- _TASK OBJECTIVE_
Gather all lines in the entries below that include the word "mogą".

- _SUPPLIED MATERIAL_

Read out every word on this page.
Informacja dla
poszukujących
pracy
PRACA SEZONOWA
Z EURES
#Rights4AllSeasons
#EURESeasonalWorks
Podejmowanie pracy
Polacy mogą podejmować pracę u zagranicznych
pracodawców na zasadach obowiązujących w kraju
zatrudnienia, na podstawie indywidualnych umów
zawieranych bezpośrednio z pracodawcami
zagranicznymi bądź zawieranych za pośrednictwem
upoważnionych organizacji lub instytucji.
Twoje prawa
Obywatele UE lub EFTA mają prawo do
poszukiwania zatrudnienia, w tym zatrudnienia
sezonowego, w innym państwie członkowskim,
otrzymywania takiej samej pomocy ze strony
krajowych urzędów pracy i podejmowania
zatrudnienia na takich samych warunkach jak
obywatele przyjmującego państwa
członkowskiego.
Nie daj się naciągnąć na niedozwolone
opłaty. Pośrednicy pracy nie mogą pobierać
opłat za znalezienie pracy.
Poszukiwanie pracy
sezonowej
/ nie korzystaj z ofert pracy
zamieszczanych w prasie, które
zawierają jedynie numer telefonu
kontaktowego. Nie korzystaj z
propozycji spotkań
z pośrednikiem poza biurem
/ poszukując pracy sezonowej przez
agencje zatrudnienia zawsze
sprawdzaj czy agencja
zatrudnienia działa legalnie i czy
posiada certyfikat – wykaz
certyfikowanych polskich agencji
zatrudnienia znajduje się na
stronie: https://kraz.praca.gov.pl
* * *
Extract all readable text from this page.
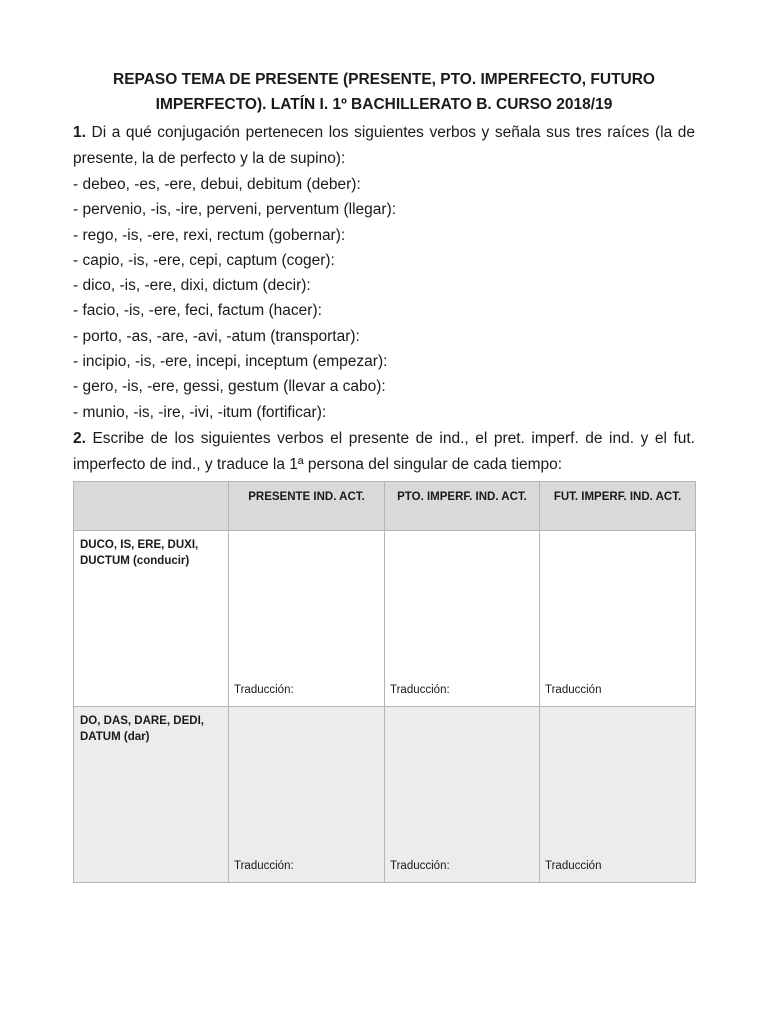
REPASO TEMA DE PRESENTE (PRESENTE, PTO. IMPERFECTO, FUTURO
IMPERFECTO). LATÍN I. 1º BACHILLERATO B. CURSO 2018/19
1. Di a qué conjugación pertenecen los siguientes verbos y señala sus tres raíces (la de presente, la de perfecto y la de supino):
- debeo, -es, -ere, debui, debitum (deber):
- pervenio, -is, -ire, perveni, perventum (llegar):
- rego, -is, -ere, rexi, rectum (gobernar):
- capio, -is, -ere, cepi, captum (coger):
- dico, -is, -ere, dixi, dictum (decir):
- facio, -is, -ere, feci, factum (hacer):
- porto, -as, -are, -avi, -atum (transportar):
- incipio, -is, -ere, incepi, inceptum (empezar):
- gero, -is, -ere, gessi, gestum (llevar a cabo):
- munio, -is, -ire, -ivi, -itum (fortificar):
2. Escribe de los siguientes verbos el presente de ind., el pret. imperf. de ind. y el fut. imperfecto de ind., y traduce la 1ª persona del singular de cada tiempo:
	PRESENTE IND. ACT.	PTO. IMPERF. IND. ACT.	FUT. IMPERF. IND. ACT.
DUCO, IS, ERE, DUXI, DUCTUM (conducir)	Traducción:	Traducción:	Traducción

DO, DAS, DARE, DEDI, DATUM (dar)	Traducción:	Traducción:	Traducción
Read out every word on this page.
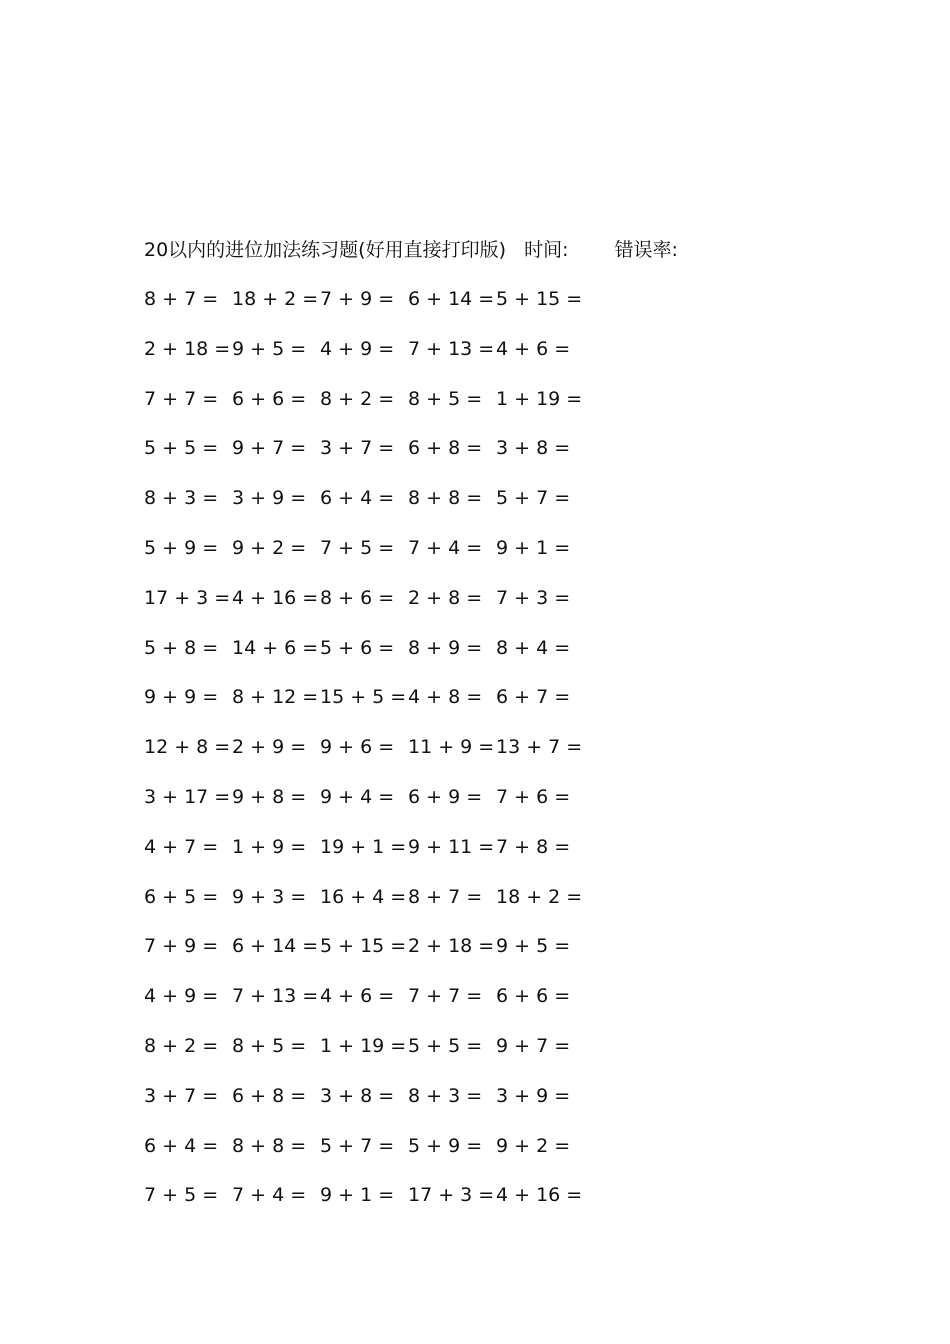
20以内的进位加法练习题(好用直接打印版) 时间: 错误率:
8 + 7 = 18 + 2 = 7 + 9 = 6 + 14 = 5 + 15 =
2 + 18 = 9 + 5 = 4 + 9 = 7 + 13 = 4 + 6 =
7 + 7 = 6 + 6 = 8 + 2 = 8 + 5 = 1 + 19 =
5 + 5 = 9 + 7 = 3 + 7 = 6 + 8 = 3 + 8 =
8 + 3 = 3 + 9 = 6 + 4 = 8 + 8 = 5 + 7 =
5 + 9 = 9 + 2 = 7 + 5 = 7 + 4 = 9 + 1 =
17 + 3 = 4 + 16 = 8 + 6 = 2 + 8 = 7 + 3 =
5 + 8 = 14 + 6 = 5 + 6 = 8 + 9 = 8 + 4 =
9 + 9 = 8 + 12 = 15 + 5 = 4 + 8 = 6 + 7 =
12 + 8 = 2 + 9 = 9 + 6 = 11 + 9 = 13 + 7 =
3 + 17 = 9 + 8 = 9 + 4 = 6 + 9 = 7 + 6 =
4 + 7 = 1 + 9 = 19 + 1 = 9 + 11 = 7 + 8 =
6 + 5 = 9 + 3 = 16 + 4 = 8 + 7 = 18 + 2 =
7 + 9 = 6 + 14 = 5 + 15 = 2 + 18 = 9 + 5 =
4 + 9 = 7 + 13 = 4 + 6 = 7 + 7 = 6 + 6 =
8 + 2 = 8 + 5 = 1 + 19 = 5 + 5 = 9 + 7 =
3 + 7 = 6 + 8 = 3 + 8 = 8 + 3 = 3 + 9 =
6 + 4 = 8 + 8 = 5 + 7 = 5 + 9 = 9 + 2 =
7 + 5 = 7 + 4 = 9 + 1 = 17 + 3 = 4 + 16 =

- _SOLUTION FOR THIS EXERCISE_
Polacy mogą podejmować pracę u zagranicznych
opłaty. Pośrednicy pracy nie mogą pobierać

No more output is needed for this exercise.